— Start of Exercise input —
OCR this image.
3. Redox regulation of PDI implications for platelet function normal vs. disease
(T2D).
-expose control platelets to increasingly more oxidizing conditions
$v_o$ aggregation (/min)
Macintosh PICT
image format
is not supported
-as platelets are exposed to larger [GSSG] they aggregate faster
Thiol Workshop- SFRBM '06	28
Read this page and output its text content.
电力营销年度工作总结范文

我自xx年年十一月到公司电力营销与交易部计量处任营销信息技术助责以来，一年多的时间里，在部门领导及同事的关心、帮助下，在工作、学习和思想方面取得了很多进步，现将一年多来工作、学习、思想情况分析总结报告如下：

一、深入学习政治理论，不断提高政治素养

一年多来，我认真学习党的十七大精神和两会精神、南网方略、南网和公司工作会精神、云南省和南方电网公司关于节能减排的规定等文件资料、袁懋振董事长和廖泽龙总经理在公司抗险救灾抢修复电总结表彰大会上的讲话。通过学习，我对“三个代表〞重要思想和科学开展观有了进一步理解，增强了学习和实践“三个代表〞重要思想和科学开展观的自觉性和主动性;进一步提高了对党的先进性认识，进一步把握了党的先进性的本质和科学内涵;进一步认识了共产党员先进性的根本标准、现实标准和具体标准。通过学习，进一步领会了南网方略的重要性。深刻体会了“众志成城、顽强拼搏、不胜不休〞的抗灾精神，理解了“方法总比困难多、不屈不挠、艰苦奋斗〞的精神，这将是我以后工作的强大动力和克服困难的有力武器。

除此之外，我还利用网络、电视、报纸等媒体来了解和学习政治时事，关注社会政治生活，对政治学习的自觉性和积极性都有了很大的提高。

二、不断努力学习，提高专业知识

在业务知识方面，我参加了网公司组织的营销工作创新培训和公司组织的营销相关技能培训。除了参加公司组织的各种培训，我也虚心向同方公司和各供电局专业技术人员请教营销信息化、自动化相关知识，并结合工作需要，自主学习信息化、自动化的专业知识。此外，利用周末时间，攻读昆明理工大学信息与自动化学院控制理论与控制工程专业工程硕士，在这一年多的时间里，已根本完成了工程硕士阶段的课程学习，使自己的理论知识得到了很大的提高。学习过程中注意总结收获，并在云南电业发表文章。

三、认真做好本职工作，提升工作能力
— End of Exercise input —
Task to complete: Pull out each record as written and restate it exactly.

The result:
OCR this image.
3. Redox regulation of PDI implications for platelet function normal vs. disease
(T2D).
-expose control platelets to increasingly more oxidizing conditions
$v_o$ aggregation (/min)
Macintosh PICT
image format
is not supported
-as platelets are exposed to larger [GSSG] they aggregate faster
Thiol Workshop- SFRBM '06	28
Read this page and output its text content.
电力营销年度工作总结范文

我自xx年年十一月到公司电力营销与交易部计量处任营销信息技术助责以来，一年多的时间里，在部门领导及同事的关心、帮助下，在工作、学习和思想方面取得了很多进步，现将一年多来工作、学习、思想情况分析总结报告如下：

一、深入学习政治理论，不断提高政治素养

一年多来，我认真学习党的十七大精神和两会精神、南网方略、南网和公司工作会精神、云南省和南方电网公司关于节能减排的规定等文件资料、袁懋振董事长和廖泽龙总经理在公司抗险救灾抢修复电总结表彰大会上的讲话。通过学习，我对“三个代表〞重要思想和科学开展观有了进一步理解，增强了学习和实践“三个代表〞重要思想和科学开展观的自觉性和主动性;进一步提高了对党的先进性认识，进一步把握了党的先进性的本质和科学内涵;进一步认识了共产党员先进性的根本标准、现实标准和具体标准。通过学习，进一步领会了南网方略的重要性。深刻体会了“众志成城、顽强拼搏、不胜不休〞的抗灾精神，理解了“方法总比困难多、不屈不挠、艰苦奋斗〞的精神，这将是我以后工作的强大动力和克服困难的有力武器。

除此之外，我还利用网络、电视、报纸等媒体来了解和学习政治时事，关注社会政治生活，对政治学习的自觉性和积极性都有了很大的提高。

二、不断努力学习，提高专业知识

在业务知识方面，我参加了网公司组织的营销工作创新培训和公司组织的营销相关技能培训。除了参加公司组织的各种培训，我也虚心向同方公司和各供电局专业技术人员请教营销信息化、自动化相关知识，并结合工作需要，自主学习信息化、自动化的专业知识。此外，利用周末时间，攻读昆明理工大学信息与自动化学院控制理论与控制工程专业工程硕士，在这一年多的时间里，已根本完成了工程硕士阶段的课程学习，使自己的理论知识得到了很大的提高。学习过程中注意总结收获，并在云南电业发表文章。

三、认真做好本职工作，提升工作能力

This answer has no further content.